--- START Working data ---
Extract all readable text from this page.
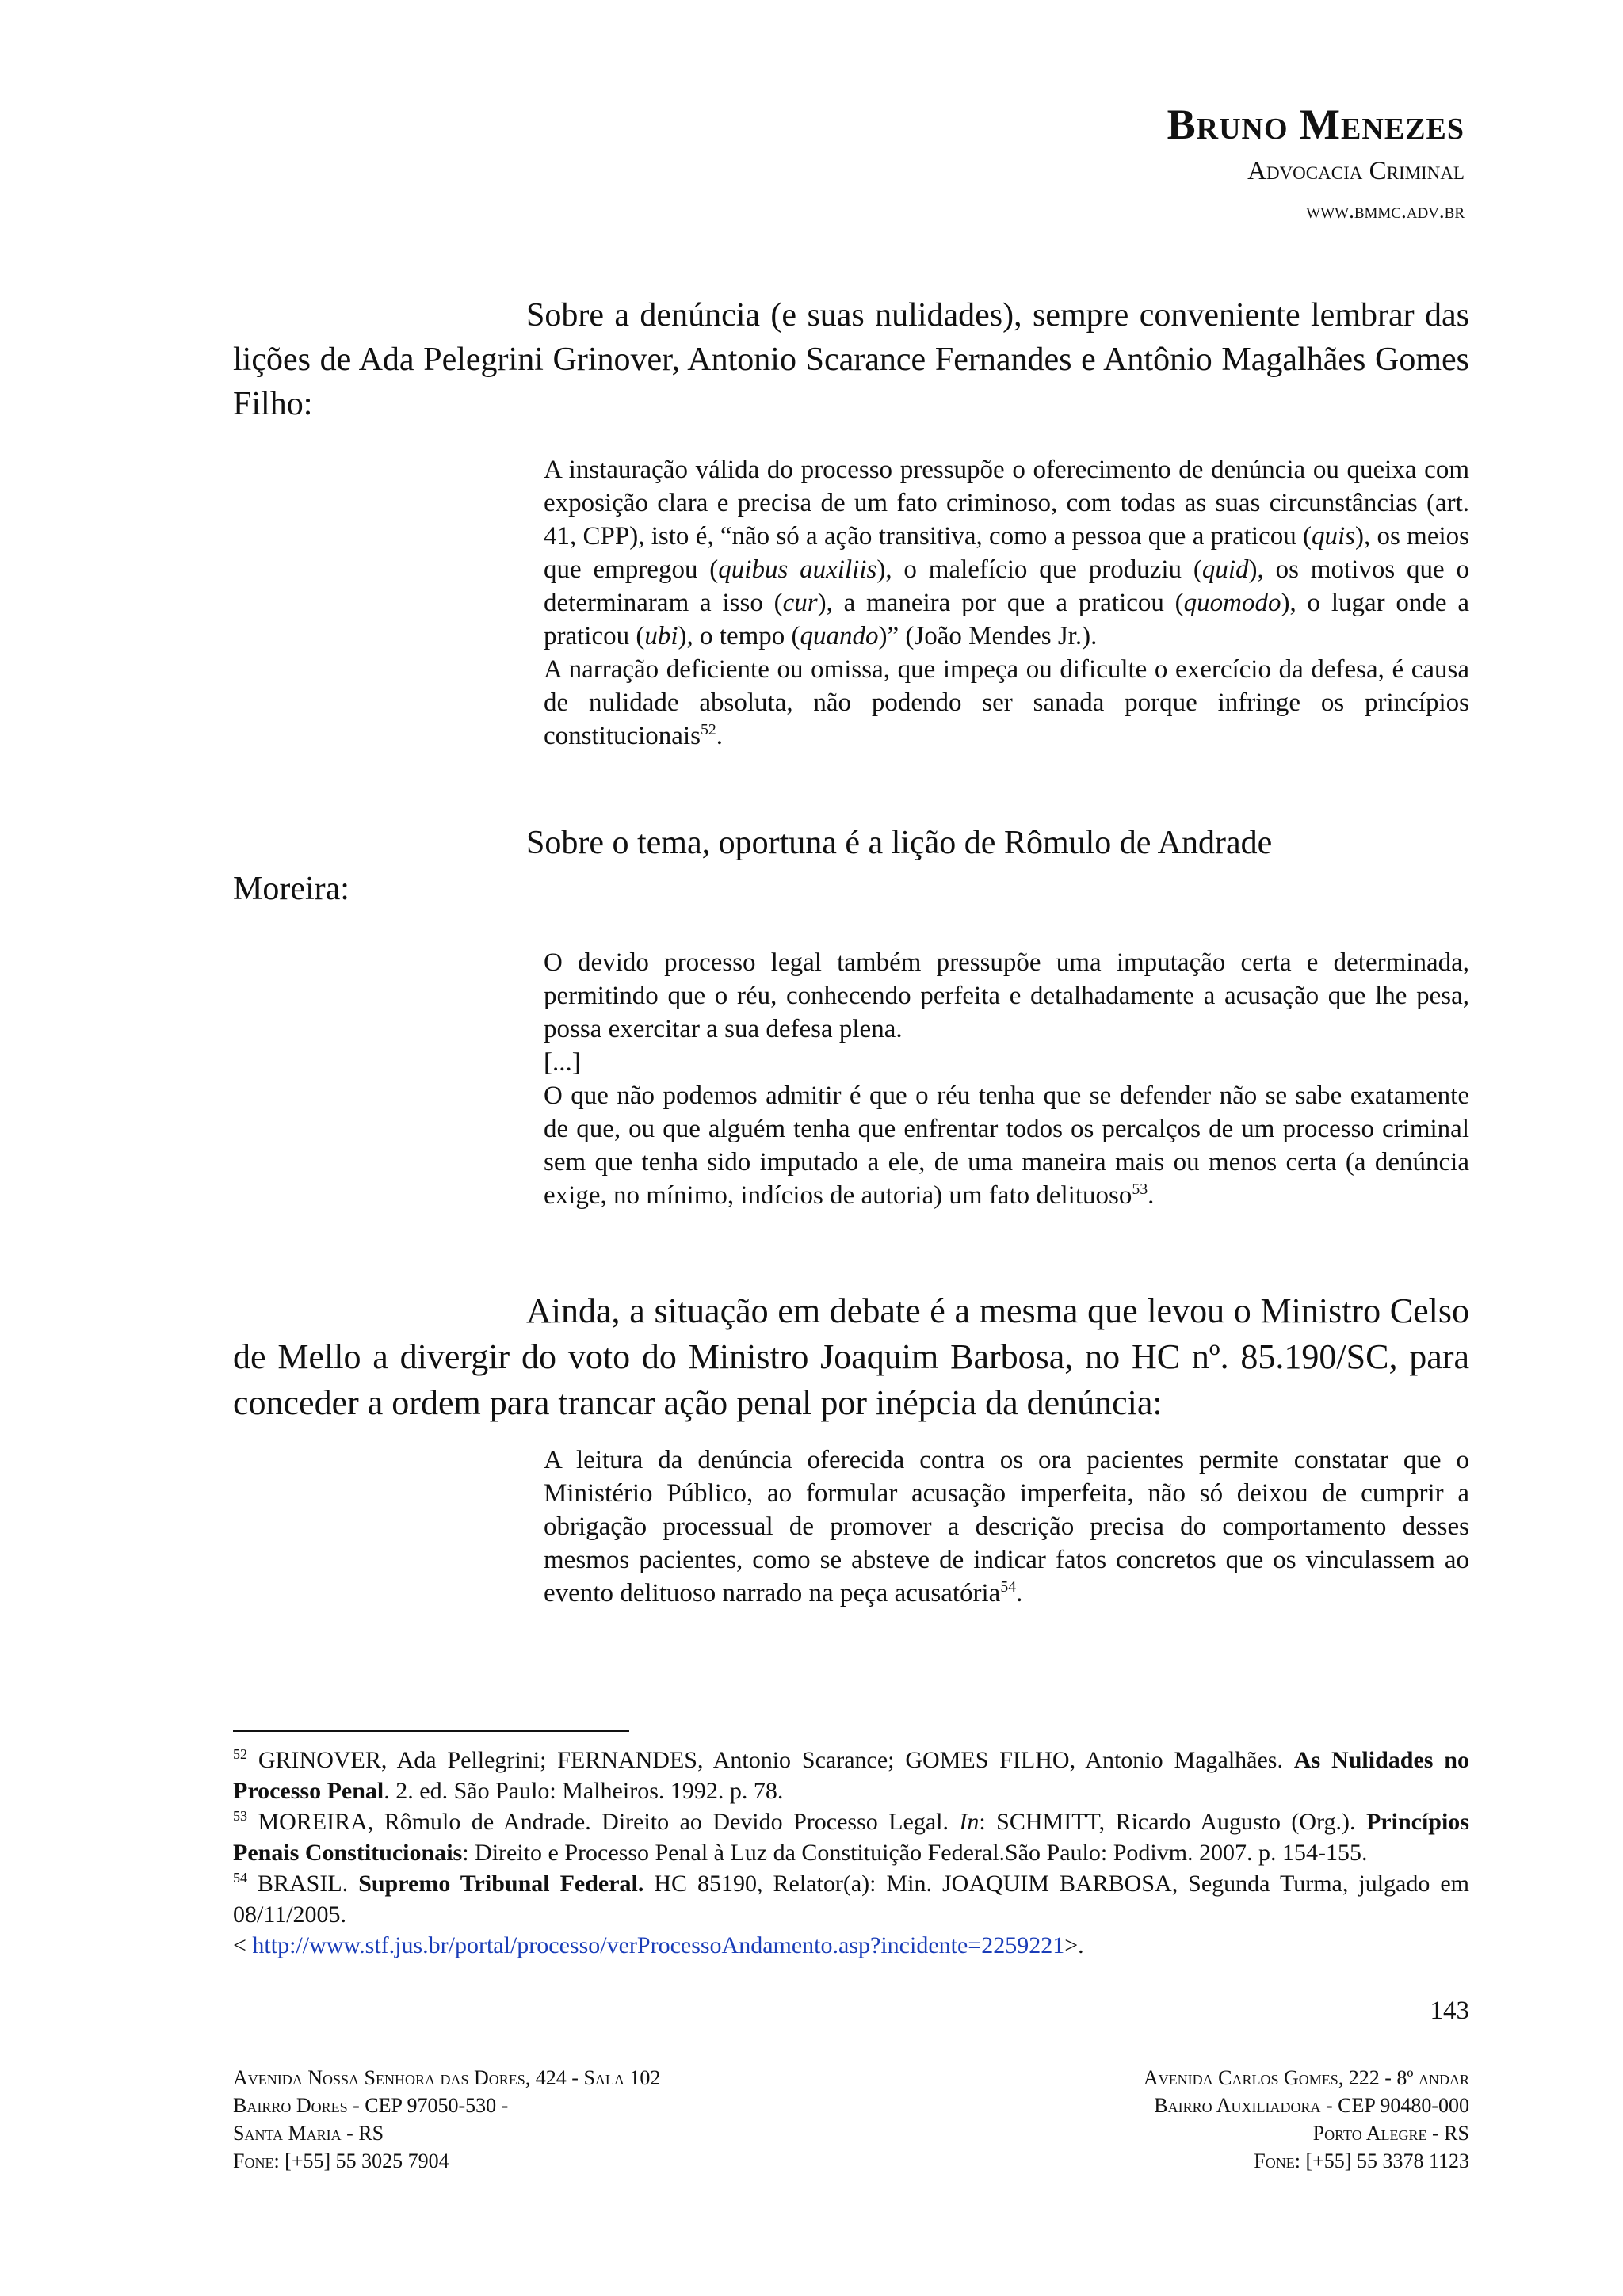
Bruno Menezes
Advocacia Criminal
www.bmmc.adv.br
Sobre a denúncia (e suas nulidades), sempre conveniente lembrar das lições de Ada Pelegrini Grinover, Antonio Scarance Fernandes e Antônio Magalhães Gomes Filho:

A instauração válida do processo pressupõe o oferecimento de denúncia ou queixa com exposição clara e precisa de um fato criminoso, com todas as suas circunstâncias (art. 41, CPP), isto é, “não só a ação transitiva, como a pessoa que a praticou (quis), os meios que empregou (quibus auxiliis), o malefício que produziu (quid), os motivos que o determinaram a isso (cur), a maneira por que a praticou (quomodo), o lugar onde a praticou (ubi), o tempo (quando)” (João Mendes Jr.).

A narração deficiente ou omissa, que impeça ou dificulte o exercício da defesa, é causa de nulidade absoluta, não podendo ser sanada porque infringe os princípios constitucionais$^{52}$.

Sobre o tema, oportuna é a lição de Rômulo de Andrade
Moreira:

O devido processo legal também pressupõe uma imputação certa e determinada, permitindo que o réu, conhecendo perfeita e detalhadamente a acusação que lhe pesa, possa exercitar a sua defesa plena.

[...]

O que não podemos admitir é que o réu tenha que se defender não se sabe exatamente de que, ou que alguém tenha que enfrentar todos os percalços de um processo criminal sem que tenha sido imputado a ele, de uma maneira mais ou menos certa (a denúncia exige, no mínimo, indícios de autoria) um fato delituoso$^{53}$.

Ainda, a situação em debate é a mesma que levou o Ministro Celso de Mello a divergir do voto do Ministro Joaquim Barbosa, no HC nº. 85.190/SC, para conceder a ordem para trancar ação penal por inépcia da denúncia:

A leitura da denúncia oferecida contra os ora pacientes permite constatar que o Ministério Público, ao formular acusação imperfeita, não só deixou de cumprir a obrigação processual de promover a descrição precisa do comportamento desses mesmos pacientes, como se absteve de indicar fatos concretos que os vinculassem ao evento delituoso narrado na peça acusatória$^{54}$.

$^{52}$ GRINOVER, Ada Pellegrini; FERNANDES, Antonio Scarance; GOMES FILHO, Antonio Magalhães. As Nulidades no Processo Penal. 2. ed. São Paulo: Malheiros. 1992. p. 78.

$^{53}$ MOREIRA, Rômulo de Andrade. Direito ao Devido Processo Legal. In: SCHMITT, Ricardo Augusto (Org.). Princípios Penais Constitucionais: Direito e Processo Penal à Luz da Constituição Federal.São Paulo: Podivm. 2007. p. 154-155.

$^{54}$ BRASIL. Supremo Tribunal Federal. HC 85190, Relator(a): Min. JOAQUIM BARBOSA, Segunda Turma, julgado em 08/11/2005.

< http://www.stf.jus.br/portal/processo/verProcessoAndamento.asp?incidente=2259221>.

143
Avenida Nossa Senhora das Dores, 424 - Sala 102
Bairro Dores - CEP 97050-530 -
Santa Maria - RS
Fone: [+55] 55 3025 7904
Avenida Carlos Gomes, 222 - 8º andar
Bairro Auxiliadora - CEP 90480-000
Porto Alegre - RS
Fone: [+55] 55 3378 1123
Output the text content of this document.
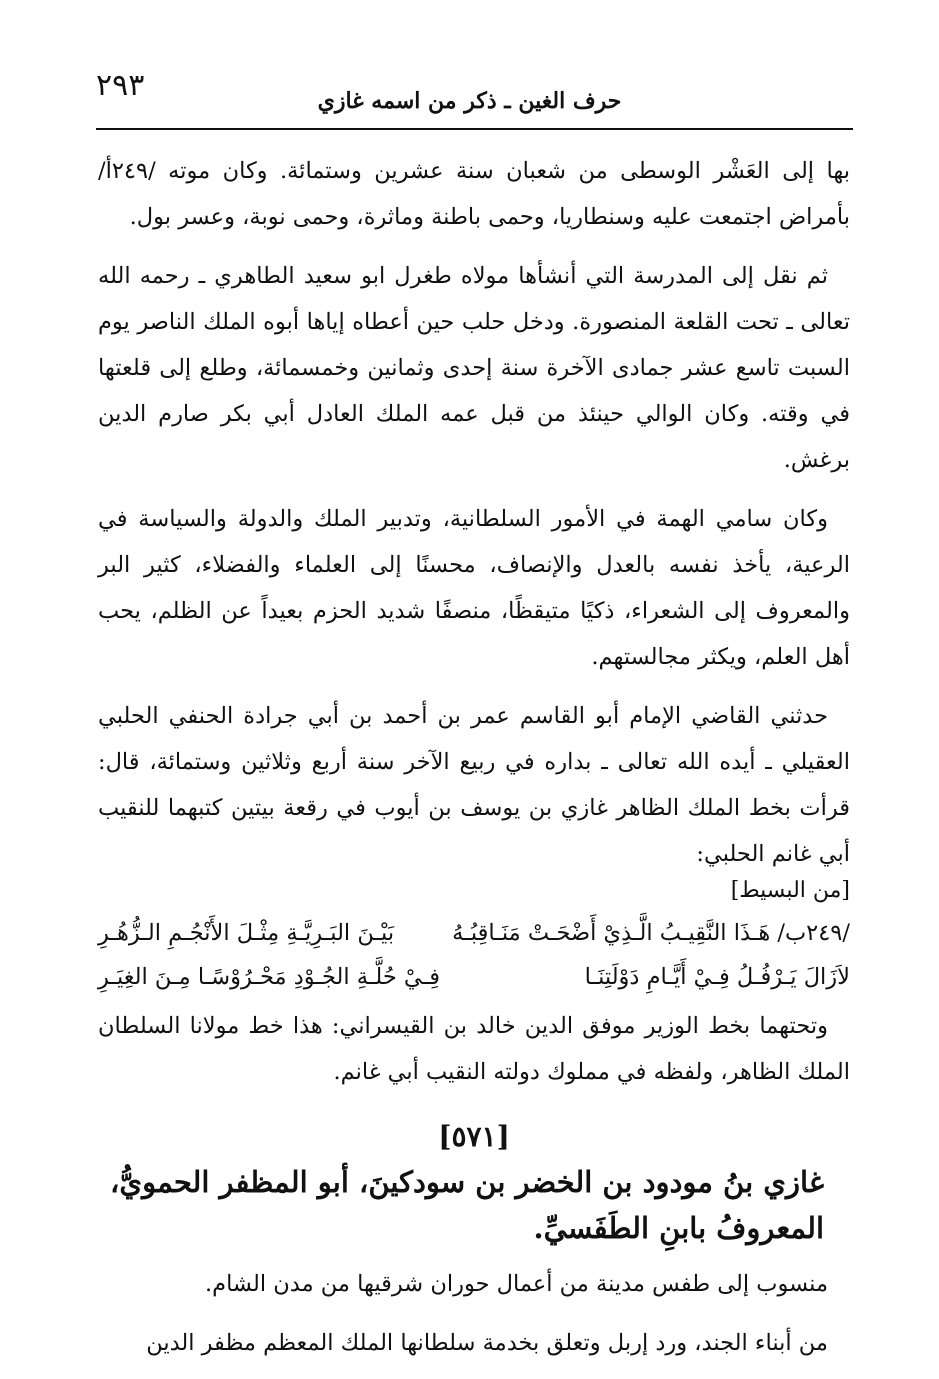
٢٩٣	حرف الغين ـ ذكر من اسمه غازي

بها إلى العَشْر الوسطى من شعبان سنة عشرين وستمائة. وكان موته /٢٤٩أ/ بأمراض اجتمعت عليه وسنطاريا، وحمى باطنة وماثرة، وحمى نوبة، وعسر بول.

ثم نقل إلى المدرسة التي أنشأها مولاه طغرل ابو سعيد الطاهري ـ رحمه الله تعالى ـ تحت القلعة المنصورة. ودخل حلب حين أعطاه إياها أبوه الملك الناصر يوم السبت تاسع عشر جمادى الآخرة سنة إحدى وثمانين وخمسمائة، وطلع إلى قلعتها في وقته. وكان الوالي حينئذ من قبل عمه الملك العادل أبي بكر صارم الدين برغش.

وكان سامي الهمة في الأمور السلطانية، وتدبير الملك والدولة والسياسة في الرعية، يأخذ نفسه بالعدل والإنصاف، محسنًا إلى العلماء والفضلاء، كثير البر والمعروف إلى الشعراء، ذكيًا متيقظًا، منصفًا شديد الحزم بعيداً عن الظلم، يحب أهل العلم، ويكثر مجالستهم.

حدثني القاضي الإمام أبو القاسم عمر بن أحمد بن أبي جرادة الحنفي الحلبي العقيلي ـ أيده الله تعالى ـ بداره في ربيع الآخر سنة أربع وثلاثين وستمائة، قال: قرأت بخط الملك الظاهر غازي بن يوسف بن أيوب في رقعة بيتين كتبهما للنقيب أبي غانم الحلبي:

[من البسيط]

/٢٤٩ب/ هَـذَا النَّقِيـبُ الَّـذِيْ أَضْحَـتْ مَنَـاقِبُـهُ
بَيْـنَ البَـرِيَّـةِ مِثْـلَ الأَنْجُـمِ الـزُّهُـرِ
لاَزَالَ يَـرْفُـلُ فِـيْ أَيَّـامِ دَوْلَتِنَـا
فِـيْ حُلَّـةِ الجُـوْدِ مَحْـرُوْسًـا مِـنَ الغِيَـرِ

وتحتهما بخط الوزير موفق الدين خالد بن القيسراني: هذا خط مولانا السلطان الملك الظاهر، ولفظه في مملوك دولته النقيب أبي غانم.

[٥٧١]
غازي بنُ مودود بن الخضر بن سودكينَ، أبو المظفر الحمويُّ،
المعروفُ بابنِ الطَفَسيِّ.

منسوب إلى طفس مدينة من أعمال حوران شرقيها من مدن الشام.

من أبناء الجند، ورد إربل وتعلق بخدمة سلطانها الملك المعظم مظفر الدين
--- END Working data ---
Report the number of lines in the entries above that include the word "certa" and add nothing to it.

Complete output = 2